» The exercise
Each record needs to be echoed exactly; can you do that?

» Exercise material
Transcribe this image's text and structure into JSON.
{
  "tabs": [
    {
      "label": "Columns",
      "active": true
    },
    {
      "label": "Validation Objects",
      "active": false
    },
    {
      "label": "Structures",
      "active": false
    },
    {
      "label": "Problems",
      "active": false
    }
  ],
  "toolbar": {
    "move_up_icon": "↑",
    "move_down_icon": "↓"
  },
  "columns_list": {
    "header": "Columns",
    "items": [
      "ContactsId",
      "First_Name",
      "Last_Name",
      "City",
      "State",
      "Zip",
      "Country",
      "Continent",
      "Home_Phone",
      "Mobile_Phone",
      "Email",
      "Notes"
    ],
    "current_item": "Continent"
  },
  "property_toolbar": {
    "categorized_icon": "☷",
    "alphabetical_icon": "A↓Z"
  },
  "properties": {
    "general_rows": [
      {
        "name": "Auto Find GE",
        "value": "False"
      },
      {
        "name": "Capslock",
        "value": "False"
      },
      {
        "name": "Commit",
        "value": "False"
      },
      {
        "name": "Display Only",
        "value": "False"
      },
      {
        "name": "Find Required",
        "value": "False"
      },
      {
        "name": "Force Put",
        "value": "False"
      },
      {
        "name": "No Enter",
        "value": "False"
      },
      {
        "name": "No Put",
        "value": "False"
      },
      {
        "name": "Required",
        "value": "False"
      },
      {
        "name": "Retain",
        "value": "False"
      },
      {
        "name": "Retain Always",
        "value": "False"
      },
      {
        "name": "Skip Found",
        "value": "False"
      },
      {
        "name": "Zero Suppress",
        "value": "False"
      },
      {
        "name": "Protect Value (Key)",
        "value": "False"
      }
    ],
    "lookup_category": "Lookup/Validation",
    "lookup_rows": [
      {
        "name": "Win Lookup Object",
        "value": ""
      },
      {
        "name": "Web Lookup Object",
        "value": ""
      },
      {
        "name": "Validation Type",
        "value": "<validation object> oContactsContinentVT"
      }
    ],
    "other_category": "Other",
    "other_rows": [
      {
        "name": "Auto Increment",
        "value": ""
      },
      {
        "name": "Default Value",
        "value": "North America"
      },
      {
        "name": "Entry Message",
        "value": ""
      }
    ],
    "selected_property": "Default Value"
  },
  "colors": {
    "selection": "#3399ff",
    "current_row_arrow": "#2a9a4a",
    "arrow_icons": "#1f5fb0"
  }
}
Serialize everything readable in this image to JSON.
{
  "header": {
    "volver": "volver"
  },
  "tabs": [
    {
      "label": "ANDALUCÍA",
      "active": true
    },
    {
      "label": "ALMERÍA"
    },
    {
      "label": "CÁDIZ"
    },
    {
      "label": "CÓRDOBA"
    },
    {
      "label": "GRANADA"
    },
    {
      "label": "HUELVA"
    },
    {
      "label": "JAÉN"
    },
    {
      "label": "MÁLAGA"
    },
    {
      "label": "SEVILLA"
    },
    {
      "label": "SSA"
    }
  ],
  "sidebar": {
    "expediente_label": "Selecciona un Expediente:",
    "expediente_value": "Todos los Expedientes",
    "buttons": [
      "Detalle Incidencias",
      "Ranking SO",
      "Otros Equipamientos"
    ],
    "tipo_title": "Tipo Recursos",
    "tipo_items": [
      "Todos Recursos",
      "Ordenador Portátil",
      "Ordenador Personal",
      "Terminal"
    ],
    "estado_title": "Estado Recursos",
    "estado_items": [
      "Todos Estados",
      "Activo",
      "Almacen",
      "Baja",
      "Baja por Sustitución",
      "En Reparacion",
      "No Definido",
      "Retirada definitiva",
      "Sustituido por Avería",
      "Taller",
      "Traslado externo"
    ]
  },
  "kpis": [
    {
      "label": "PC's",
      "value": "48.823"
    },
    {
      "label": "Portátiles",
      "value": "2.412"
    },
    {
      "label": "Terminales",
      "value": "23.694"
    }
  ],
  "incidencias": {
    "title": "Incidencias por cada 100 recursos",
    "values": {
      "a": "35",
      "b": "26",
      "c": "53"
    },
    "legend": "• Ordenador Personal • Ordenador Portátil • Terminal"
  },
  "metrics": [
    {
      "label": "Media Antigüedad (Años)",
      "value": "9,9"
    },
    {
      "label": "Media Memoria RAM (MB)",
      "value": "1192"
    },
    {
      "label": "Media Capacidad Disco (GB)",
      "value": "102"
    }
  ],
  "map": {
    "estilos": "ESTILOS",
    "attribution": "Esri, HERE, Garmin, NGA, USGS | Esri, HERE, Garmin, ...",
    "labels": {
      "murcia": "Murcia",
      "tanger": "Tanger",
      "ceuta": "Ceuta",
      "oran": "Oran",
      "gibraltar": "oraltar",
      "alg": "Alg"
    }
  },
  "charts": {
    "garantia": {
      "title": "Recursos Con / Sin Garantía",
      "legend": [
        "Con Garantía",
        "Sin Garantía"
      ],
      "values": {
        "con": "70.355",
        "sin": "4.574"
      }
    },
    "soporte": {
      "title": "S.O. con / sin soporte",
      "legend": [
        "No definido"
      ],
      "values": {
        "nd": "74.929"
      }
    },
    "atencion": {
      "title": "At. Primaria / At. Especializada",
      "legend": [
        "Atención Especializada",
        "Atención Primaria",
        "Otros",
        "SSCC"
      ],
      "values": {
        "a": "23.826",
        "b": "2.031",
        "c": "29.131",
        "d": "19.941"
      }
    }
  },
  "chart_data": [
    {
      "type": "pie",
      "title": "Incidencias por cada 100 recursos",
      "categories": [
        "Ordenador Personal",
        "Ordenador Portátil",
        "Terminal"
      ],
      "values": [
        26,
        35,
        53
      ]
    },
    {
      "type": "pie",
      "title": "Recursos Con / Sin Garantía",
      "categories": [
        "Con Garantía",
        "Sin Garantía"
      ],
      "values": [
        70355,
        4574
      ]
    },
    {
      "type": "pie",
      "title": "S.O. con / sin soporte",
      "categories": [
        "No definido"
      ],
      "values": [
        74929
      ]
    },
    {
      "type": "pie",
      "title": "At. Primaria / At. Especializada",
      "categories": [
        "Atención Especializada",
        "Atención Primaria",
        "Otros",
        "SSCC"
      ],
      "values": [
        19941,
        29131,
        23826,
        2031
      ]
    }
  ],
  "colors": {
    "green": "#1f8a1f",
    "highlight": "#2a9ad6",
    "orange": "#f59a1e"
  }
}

» Exercise response
Transcribe this image's text and structure into JSON.
{
  "tabs": [
    {
      "label": "Columns",
      "active": true
    },
    {
      "label": "Validation Objects",
      "active": false
    },
    {
      "label": "Structures",
      "active": false
    },
    {
      "label": "Problems",
      "active": false
    }
  ],
  "toolbar": {
    "move_up_icon": "↑",
    "move_down_icon": "↓"
  },
  "columns_list": {
    "header": "Columns",
    "items": [
      "ContactsId",
      "First_Name",
      "Last_Name",
      "City",
      "State",
      "Zip",
      "Country",
      "Continent",
      "Home_Phone",
      "Mobile_Phone",
      "Email",
      "Notes"
    ],
    "current_item": "Continent"
  },
  "property_toolbar": {
    "categorized_icon": "☷",
    "alphabetical_icon": "A↓Z"
  },
  "properties": {
    "general_rows": [
      {
        "name": "Auto Find GE",
        "value": "False"
      },
      {
        "name": "Capslock",
        "value": "False"
      },
      {
        "name": "Commit",
        "value": "False"
      },
      {
        "name": "Display Only",
        "value": "False"
      },
      {
        "name": "Find Required",
        "value": "False"
      },
      {
        "name": "Force Put",
        "value": "False"
      },
      {
        "name": "No Enter",
        "value": "False"
      },
      {
        "name": "No Put",
        "value": "False"
      },
      {
        "name": "Required",
        "value": "False"
      },
      {
        "name": "Retain",
        "value": "False"
      },
      {
        "name": "Retain Always",
        "value": "False"
      },
      {
        "name": "Skip Found",
        "value": "False"
      },
      {
        "name": "Zero Suppress",
        "value": "False"
      },
      {
        "name": "Protect Value (Key)",
        "value": "False"
      }
    ],
    "lookup_category": "Lookup/Validation",
    "lookup_rows": [
      {
        "name": "Win Lookup Object",
        "value": ""
      },
      {
        "name": "Web Lookup Object",
        "value": ""
      },
      {
        "name": "Validation Type",
        "value": "<validation object> oContactsContinentVT"
      }
    ],
    "other_category": "Other",
    "other_rows": [
      {
        "name": "Auto Increment",
        "value": ""
      },
      {
        "name": "Default Value",
        "value": "North America"
      },
      {
        "name": "Entry Message",
        "value": ""
      }
    ],
    "selected_property": "Default Value"
  },
  "colors": {
    "selection": "#3399ff",
    "current_row_arrow": "#2a9a4a",
    "arrow_icons": "#1f5fb0"
  }
}
Serialize everything readable in this image to JSON.
{
  "header": {
    "volver": "volver"
  },
  "tabs": [
    {
      "label": "ANDALUCÍA",
      "active": true
    },
    {
      "label": "ALMERÍA"
    },
    {
      "label": "CÁDIZ"
    },
    {
      "label": "CÓRDOBA"
    },
    {
      "label": "GRANADA"
    },
    {
      "label": "HUELVA"
    },
    {
      "label": "JAÉN"
    },
    {
      "label": "MÁLAGA"
    },
    {
      "label": "SEVILLA"
    },
    {
      "label": "SSA"
    }
  ],
  "sidebar": {
    "expediente_label": "Selecciona un Expediente:",
    "expediente_value": "Todos los Expedientes",
    "buttons": [
      "Detalle Incidencias",
      "Ranking SO",
      "Otros Equipamientos"
    ],
    "tipo_title": "Tipo Recursos",
    "tipo_items": [
      "Todos Recursos",
      "Ordenador Portátil",
      "Ordenador Personal",
      "Terminal"
    ],
    "estado_title": "Estado Recursos",
    "estado_items": [
      "Todos Estados",
      "Activo",
      "Almacen",
      "Baja",
      "Baja por Sustitución",
      "En Reparacion",
      "No Definido",
      "Retirada definitiva",
      "Sustituido por Avería",
      "Taller",
      "Traslado externo"
    ]
  },
  "kpis": [
    {
      "label": "PC's",
      "value": "48.823"
    },
    {
      "label": "Portátiles",
      "value": "2.412"
    },
    {
      "label": "Terminales",
      "value": "23.694"
    }
  ],
  "incidencias": {
    "title": "Incidencias por cada 100 recursos",
    "values": {
      "a": "35",
      "b": "26",
      "c": "53"
    },
    "legend": "• Ordenador Personal • Ordenador Portátil • Terminal"
  },
  "metrics": [
    {
      "label": "Media Antigüedad (Años)",
      "value": "9,9"
    },
    {
      "label": "Media Memoria RAM (MB)",
      "value": "1192"
    },
    {
      "label": "Media Capacidad Disco (GB)",
      "value": "102"
    }
  ],
  "map": {
    "estilos": "ESTILOS",
    "attribution": "Esri, HERE, Garmin, NGA, USGS | Esri, HERE, Garmin, ...",
    "labels": {
      "murcia": "Murcia",
      "tanger": "Tanger",
      "ceuta": "Ceuta",
      "oran": "Oran",
      "gibraltar": "oraltar",
      "alg": "Alg"
    }
  },
  "charts": {
    "garantia": {
      "title": "Recursos Con / Sin Garantía",
      "legend": [
        "Con Garantía",
        "Sin Garantía"
      ],
      "values": {
        "con": "70.355",
        "sin": "4.574"
      }
    },
    "soporte": {
      "title": "S.O. con / sin soporte",
      "legend": [
        "No definido"
      ],
      "values": {
        "nd": "74.929"
      }
    },
    "atencion": {
      "title": "At. Primaria / At. Especializada",
      "legend": [
        "Atención Especializada",
        "Atención Primaria",
        "Otros",
        "SSCC"
      ],
      "values": {
        "a": "23.826",
        "b": "2.031",
        "c": "29.131",
        "d": "19.941"
      }
    }
  },
  "chart_data": [
    {
      "type": "pie",
      "title": "Incidencias por cada 100 recursos",
      "categories": [
        "Ordenador Personal",
        "Ordenador Portátil",
        "Terminal"
      ],
      "values": [
        26,
        35,
        53
      ]
    },
    {
      "type": "pie",
      "title": "Recursos Con / Sin Garantía",
      "categories": [
        "Con Garantía",
        "Sin Garantía"
      ],
      "values": [
        70355,
        4574
      ]
    },
    {
      "type": "pie",
      "title": "S.O. con / sin soporte",
      "categories": [
        "No definido"
      ],
      "values": [
        74929
      ]
    },
    {
      "type": "pie",
      "title": "At. Primaria / At. Especializada",
      "categories": [
        "Atención Especializada",
        "Atención Primaria",
        "Otros",
        "SSCC"
      ],
      "values": [
        19941,
        29131,
        23826,
        2031
      ]
    }
  ],
  "colors": {
    "green": "#1f8a1f",
    "highlight": "#2a9ad6",
    "orange": "#f59a1e"
  }
}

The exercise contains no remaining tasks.